Data entries:
+-------+

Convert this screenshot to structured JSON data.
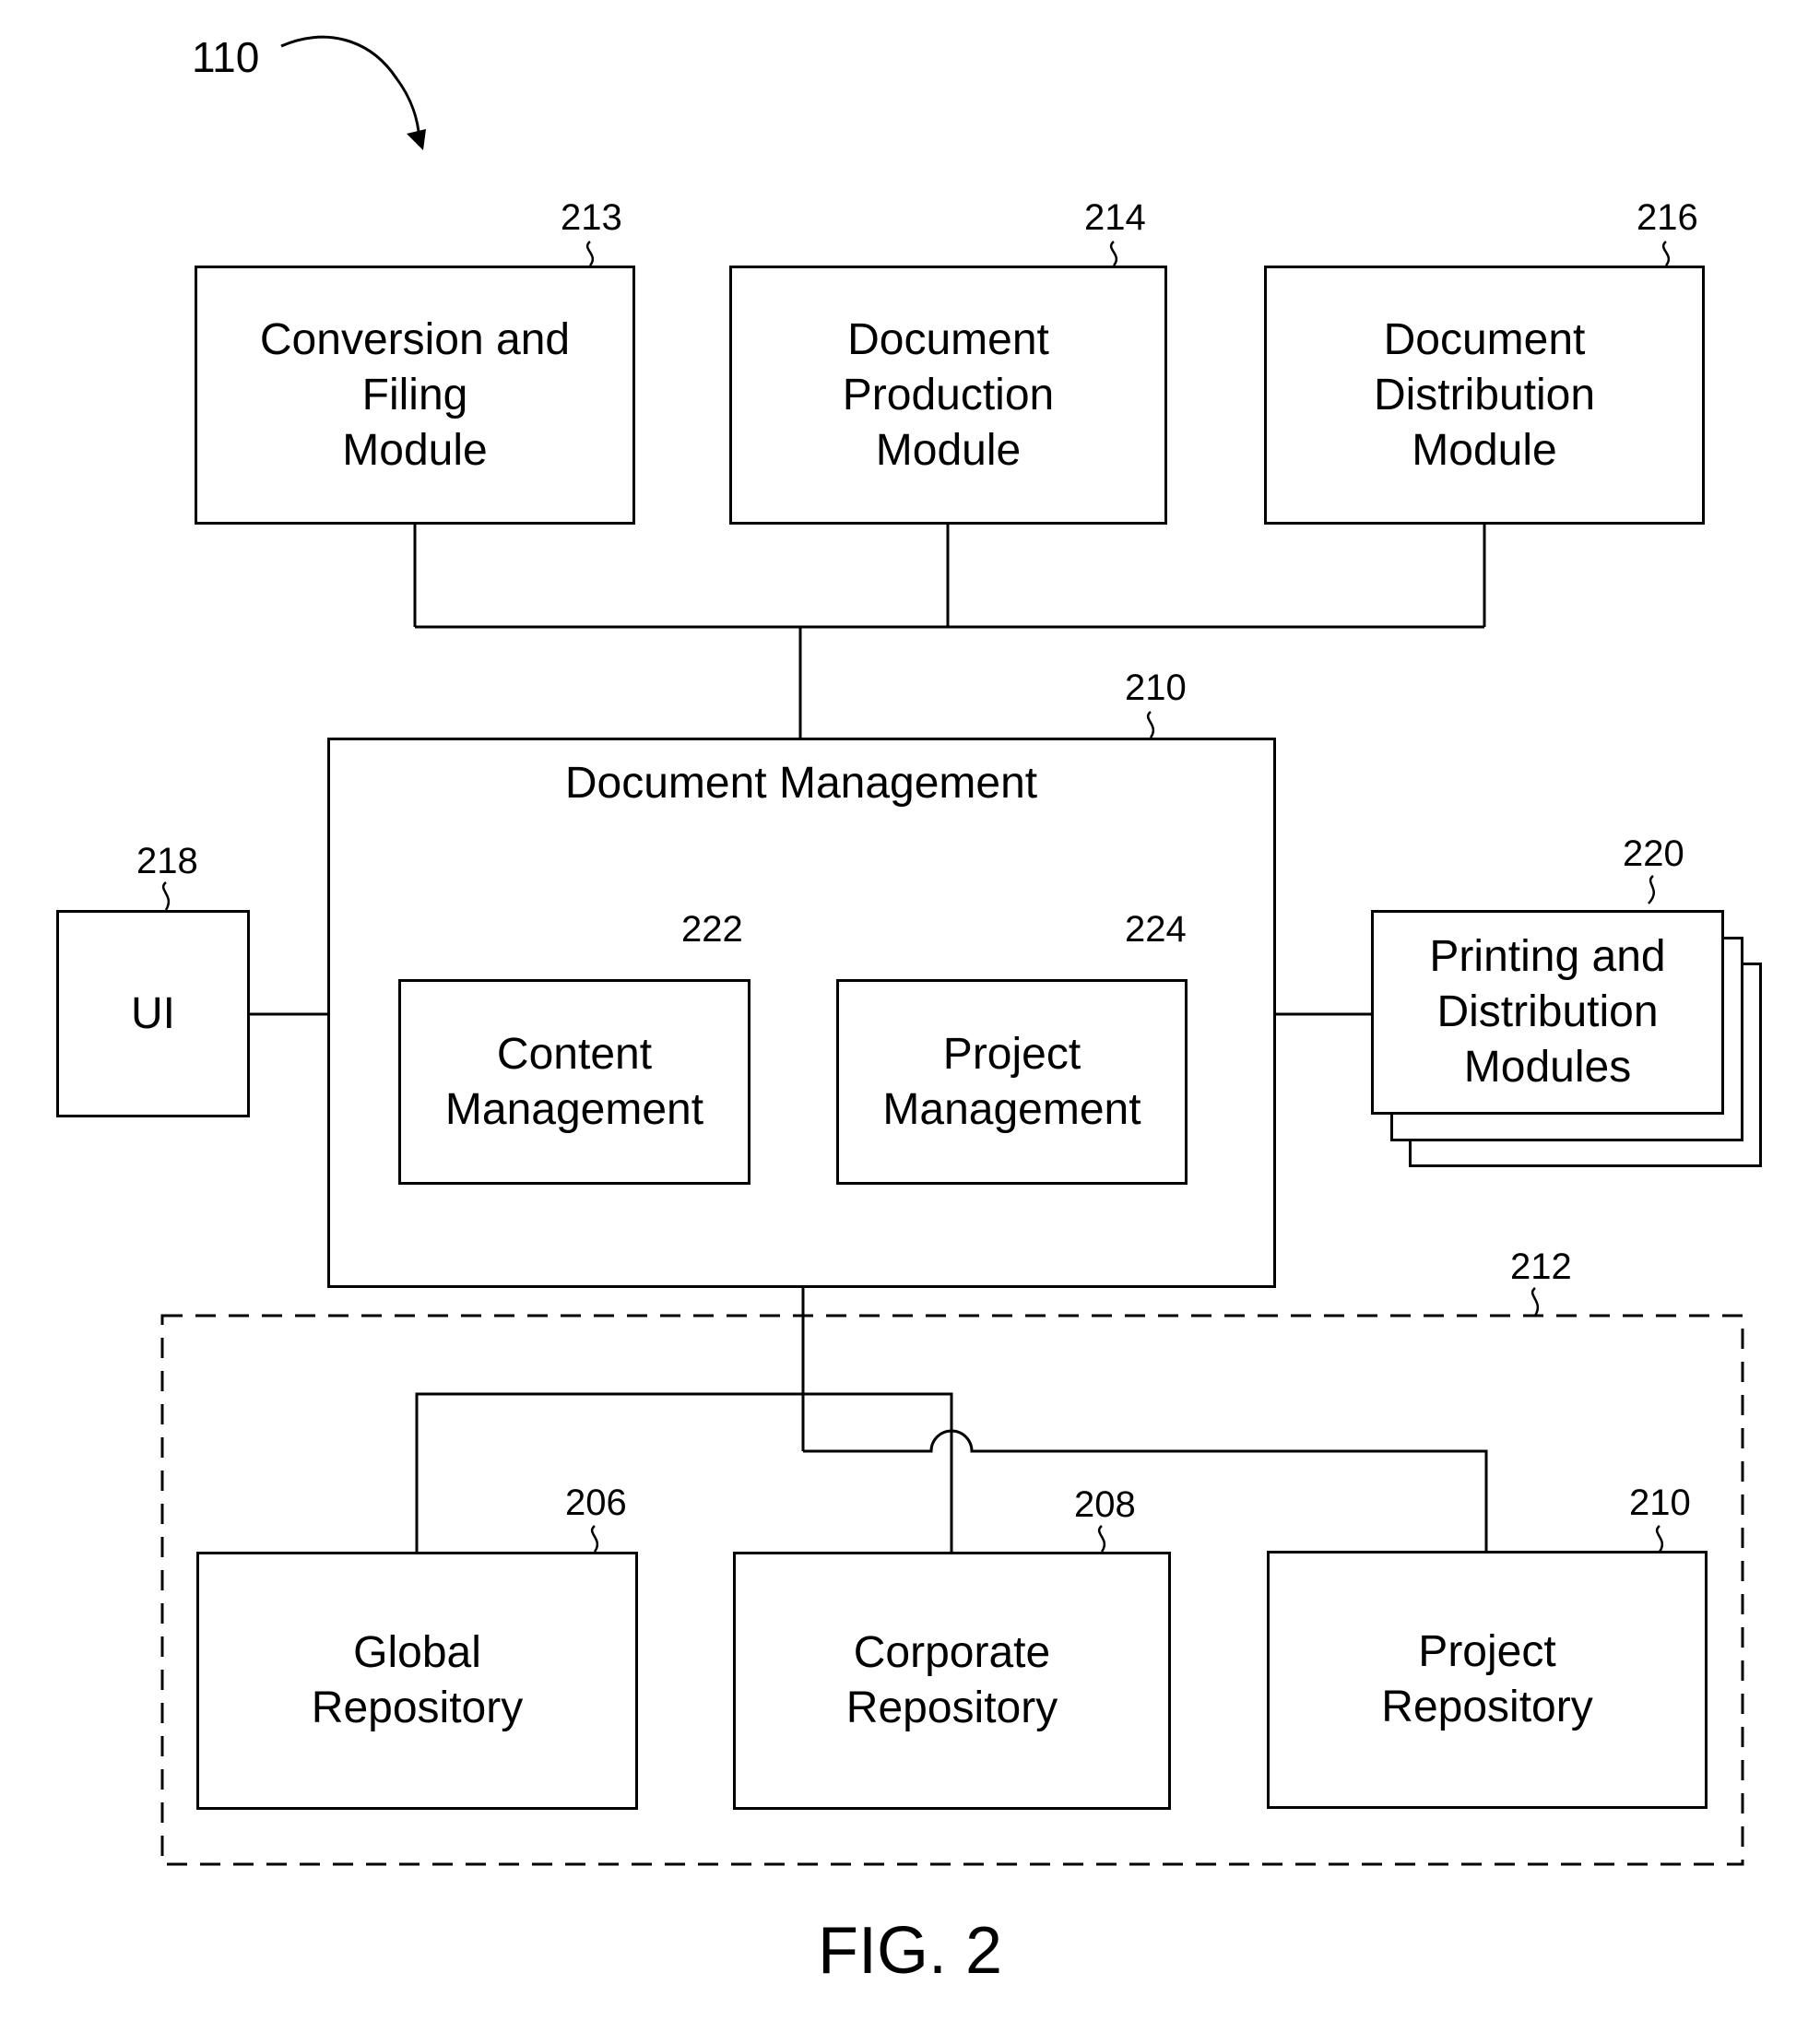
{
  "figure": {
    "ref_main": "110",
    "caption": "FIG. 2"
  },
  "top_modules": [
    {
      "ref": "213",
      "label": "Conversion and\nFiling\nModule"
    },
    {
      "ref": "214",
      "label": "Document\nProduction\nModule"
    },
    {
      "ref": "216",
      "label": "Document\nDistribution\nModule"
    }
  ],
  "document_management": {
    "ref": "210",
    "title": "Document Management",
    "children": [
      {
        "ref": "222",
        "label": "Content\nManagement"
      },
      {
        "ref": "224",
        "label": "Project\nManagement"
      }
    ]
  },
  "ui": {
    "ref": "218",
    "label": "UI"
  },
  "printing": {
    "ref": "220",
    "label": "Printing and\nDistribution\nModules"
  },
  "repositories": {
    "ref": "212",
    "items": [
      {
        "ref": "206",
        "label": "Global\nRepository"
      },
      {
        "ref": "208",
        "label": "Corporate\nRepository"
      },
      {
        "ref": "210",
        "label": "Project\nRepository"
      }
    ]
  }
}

+-------+

● Exercise details:
Are you able to set down all the lines above exactly, without any pictures?

● Response to this task:
Convert this screenshot to structured JSON data.
{
  "figure": {
    "ref_main": "110",
    "caption": "FIG. 2"
  },
  "top_modules": [
    {
      "ref": "213",
      "label": "Conversion and\nFiling\nModule"
    },
    {
      "ref": "214",
      "label": "Document\nProduction\nModule"
    },
    {
      "ref": "216",
      "label": "Document\nDistribution\nModule"
    }
  ],
  "document_management": {
    "ref": "210",
    "title": "Document Management",
    "children": [
      {
        "ref": "222",
        "label": "Content\nManagement"
      },
      {
        "ref": "224",
        "label": "Project\nManagement"
      }
    ]
  },
  "ui": {
    "ref": "218",
    "label": "UI"
  },
  "printing": {
    "ref": "220",
    "label": "Printing and\nDistribution\nModules"
  },
  "repositories": {
    "ref": "212",
    "items": [
      {
        "ref": "206",
        "label": "Global\nRepository"
      },
      {
        "ref": "208",
        "label": "Corporate\nRepository"
      },
      {
        "ref": "210",
        "label": "Project\nRepository"
      }
    ]
  }
}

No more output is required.